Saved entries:
----------------
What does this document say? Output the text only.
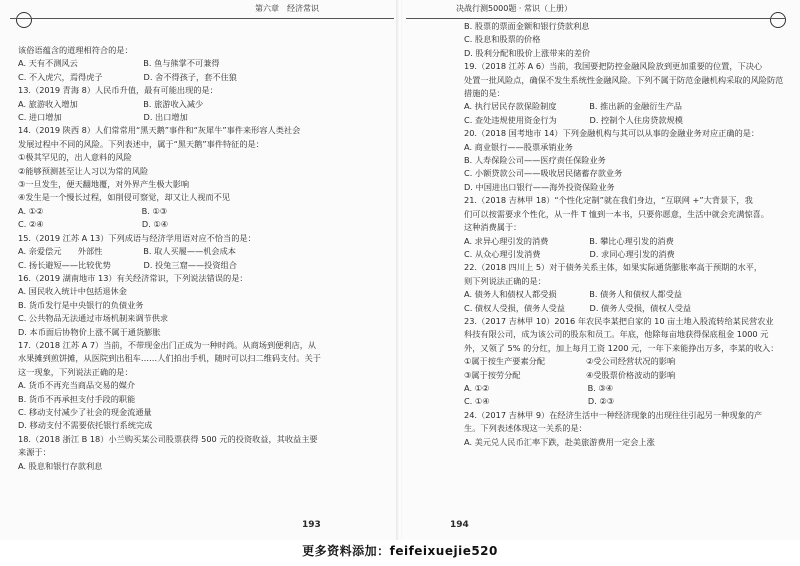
第六章　经济常识

该俗语蕴含的道理相符合的是：

A. 天有不测风云　　　　　　　　B. 鱼与熊掌不可兼得

C. 不入虎穴，焉得虎子　　　　　D. 舍不得孩子，套不住狼

13.（2019 青海 8）人民币升值，最有可能出现的是：

A. 旅游收入增加　　　　　　　　B. 旅游收入减少

C. 进口增加　　　　　　　　　　D. 出口增加

14.（2019 陕西 8）人们常常用“黑天鹅”事件和“灰犀牛”事件来形容人类社会

发展过程中不同的风险。下列表述中，属于“黑天鹅”事件特征的是：

①极其罕见的，出人意料的风险

②能够预测甚至让人习以为常的风险

③一旦发生，便天翻地覆，对外界产生极大影响

④发生是一个慢长过程，如削侵可察觉，却又让人视而不见

A. ①②　　　　　　　　　　　　B. ①③

C. ②④　　　　　　　　　　　　D. ①④

15.（2019 江苏 A 13）下列成语与经济学用语对应不恰当的是：

A. 亲爱偿元　　外部性　　　　　B. 取人买履——机会成本

C. 扬长避短——比较优势　　　　D. 投兔三窟——投资组合

16.（2019 湖南地市 13）有关经济常识，下列说法错误的是：

A. 国民收入统计中包括退休金

B. 货币发行是中央银行的负债业务

C. 公共物品无法通过市场机制来调节供求

D. 本币面后协物价上涨不属于通货膨胀

17.（2018 江苏 A 7）当前，不带现金出门正成为一种时尚。从商场到便利店，从

水果摊到煎饼摊，从医院到出租车……人们拍出手机，随时可以扫二维码支付。关于

这一现象，下列说法正确的是：

A. 货币不再充当商品交易的媒介

B. 货币不再承担支付手段的职能

C. 移动支付减少了社会的现金流通量

D. 移动支付不需要依托银行系统完成

18.（2018 浙江 B 18）小兰购买某公司股票获得 500 元的投资收益，其收益主要

来源于：

A. 股息和银行存款利息

193
决战行测5000题 · 常识（上册）

B. 股票的票面金额和银行贷款利息

C. 股息和股票的价格

D. 股利分配和股价上涨带来的差价

19.（2018 江苏 A 6）当前，我国要把防控金融风险放到更加重要的位置，下决心

处置一批风险点，确保不发生系统性金融风险。下列不属于防范金融机构采取的风险防范

措施的是：

A. 执行居民存款保险制度　　　　B. 推出新的金融衍生产品

C. 查处违规使用资金行为　　　　D. 控制个人住房贷款规模

20.（2018 国考地市 14）下列金融机构与其可以从事的金融业务对应正确的是：

A. 商业银行——股票承销业务

B. 人寿保险公司——医疗责任保险业务

C. 小额贷款公司——吸收居民储蓄存款业务

D. 中国进出口银行——海外投资保险业务

21.（2018 吉林甲 18）“个性化定制”就在我们身边，“互联网 +”大背景下，我

们可以按需要求个性化，从一件 T 恤到一本书，只要你愿意，生活中就会充满惊喜。

这种消费属于：

A. 求异心理引发的消费　　　　　B. 攀比心理引发的消费

C. 从众心理引发消费　　　　　　D. 求同心理引发的消费

22.（2018 四川上 5）对于债务关系主体，如果实际通货膨胀率高于预期的水平，

则下列说法正确的是：

A. 债务人和债权人都受损　　　　B. 债务人和债权人都受益

C. 债权人受损，债务人受益　　　D. 债务人受损，债权人受益

23.（2017 吉林甲 10）2016 年农民李某把自家的 10 亩土地入股流转给某民营农业

科技有限公司，成为该公司的股东和员工。年底，他除每亩地获得保底租金 1000 元

外，又领了 5% 的分红，加上每月工资 1200 元，一年下来能挣出万多，李某的收入：

①属于按生产要素分配　　　　　②受公司经营状况的影响

③属于按劳分配　　　　　　　　④受股票价格波动的影响

A. ①②　　　　　　　　　　　　B. ③④

C. ①④　　　　　　　　　　　　D. ②③

24.（2017 吉林甲 9）在经济生活中一种经济现象的出现往往引起另一种现象的产

生。下列表述体现这一关系的是：

A. 美元兑人民币汇率下跌，赴美旅游费用一定会上涨

194
更多资料添加：feifeixuejie520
----------------
*TASK TO COMPLETE:* Quote the data above in full and without alteration; skip the pictures.

*EXERCISE RESULT:*
What does this document say? Output the text only.
第六章　经济常识

该俗语蕴含的道理相符合的是：

A. 天有不测风云　　　　　　　　B. 鱼与熊掌不可兼得

C. 不入虎穴，焉得虎子　　　　　D. 舍不得孩子，套不住狼

13.（2019 青海 8）人民币升值，最有可能出现的是：

A. 旅游收入增加　　　　　　　　B. 旅游收入减少

C. 进口增加　　　　　　　　　　D. 出口增加

14.（2019 陕西 8）人们常常用“黑天鹅”事件和“灰犀牛”事件来形容人类社会

发展过程中不同的风险。下列表述中，属于“黑天鹅”事件特征的是：

①极其罕见的，出人意料的风险

②能够预测甚至让人习以为常的风险

③一旦发生，便天翻地覆，对外界产生极大影响

④发生是一个慢长过程，如削侵可察觉，却又让人视而不见

A. ①②　　　　　　　　　　　　B. ①③

C. ②④　　　　　　　　　　　　D. ①④

15.（2019 江苏 A 13）下列成语与经济学用语对应不恰当的是：

A. 亲爱偿元　　外部性　　　　　B. 取人买履——机会成本

C. 扬长避短——比较优势　　　　D. 投兔三窟——投资组合

16.（2019 湖南地市 13）有关经济常识，下列说法错误的是：

A. 国民收入统计中包括退休金

B. 货币发行是中央银行的负债业务

C. 公共物品无法通过市场机制来调节供求

D. 本币面后协物价上涨不属于通货膨胀

17.（2018 江苏 A 7）当前，不带现金出门正成为一种时尚。从商场到便利店，从

水果摊到煎饼摊，从医院到出租车……人们拍出手机，随时可以扫二维码支付。关于

这一现象，下列说法正确的是：

A. 货币不再充当商品交易的媒介

B. 货币不再承担支付手段的职能

C. 移动支付减少了社会的现金流通量

D. 移动支付不需要依托银行系统完成

18.（2018 浙江 B 18）小兰购买某公司股票获得 500 元的投资收益，其收益主要

来源于：

A. 股息和银行存款利息

193
决战行测5000题 · 常识（上册）

B. 股票的票面金额和银行贷款利息

C. 股息和股票的价格

D. 股利分配和股价上涨带来的差价

19.（2018 江苏 A 6）当前，我国要把防控金融风险放到更加重要的位置，下决心

处置一批风险点，确保不发生系统性金融风险。下列不属于防范金融机构采取的风险防范

措施的是：

A. 执行居民存款保险制度　　　　B. 推出新的金融衍生产品

C. 查处违规使用资金行为　　　　D. 控制个人住房贷款规模

20.（2018 国考地市 14）下列金融机构与其可以从事的金融业务对应正确的是：

A. 商业银行——股票承销业务

B. 人寿保险公司——医疗责任保险业务

C. 小额贷款公司——吸收居民储蓄存款业务

D. 中国进出口银行——海外投资保险业务

21.（2018 吉林甲 18）“个性化定制”就在我们身边，“互联网 +”大背景下，我

们可以按需要求个性化，从一件 T 恤到一本书，只要你愿意，生活中就会充满惊喜。

这种消费属于：

A. 求异心理引发的消费　　　　　B. 攀比心理引发的消费

C. 从众心理引发消费　　　　　　D. 求同心理引发的消费

22.（2018 四川上 5）对于债务关系主体，如果实际通货膨胀率高于预期的水平，

则下列说法正确的是：

A. 债务人和债权人都受损　　　　B. 债务人和债权人都受益

C. 债权人受损，债务人受益　　　D. 债务人受损，债权人受益

23.（2017 吉林甲 10）2016 年农民李某把自家的 10 亩土地入股流转给某民营农业

科技有限公司，成为该公司的股东和员工。年底，他除每亩地获得保底租金 1000 元

外，又领了 5% 的分红，加上每月工资 1200 元，一年下来能挣出万多，李某的收入：

①属于按生产要素分配　　　　　②受公司经营状况的影响

③属于按劳分配　　　　　　　　④受股票价格波动的影响

A. ①②　　　　　　　　　　　　B. ③④

C. ①④　　　　　　　　　　　　D. ②③

24.（2017 吉林甲 9）在经济生活中一种经济现象的出现往往引起另一种现象的产

生。下列表述体现这一关系的是：

A. 美元兑人民币汇率下跌，赴美旅游费用一定会上涨

194
更多资料添加：feifeixuejie520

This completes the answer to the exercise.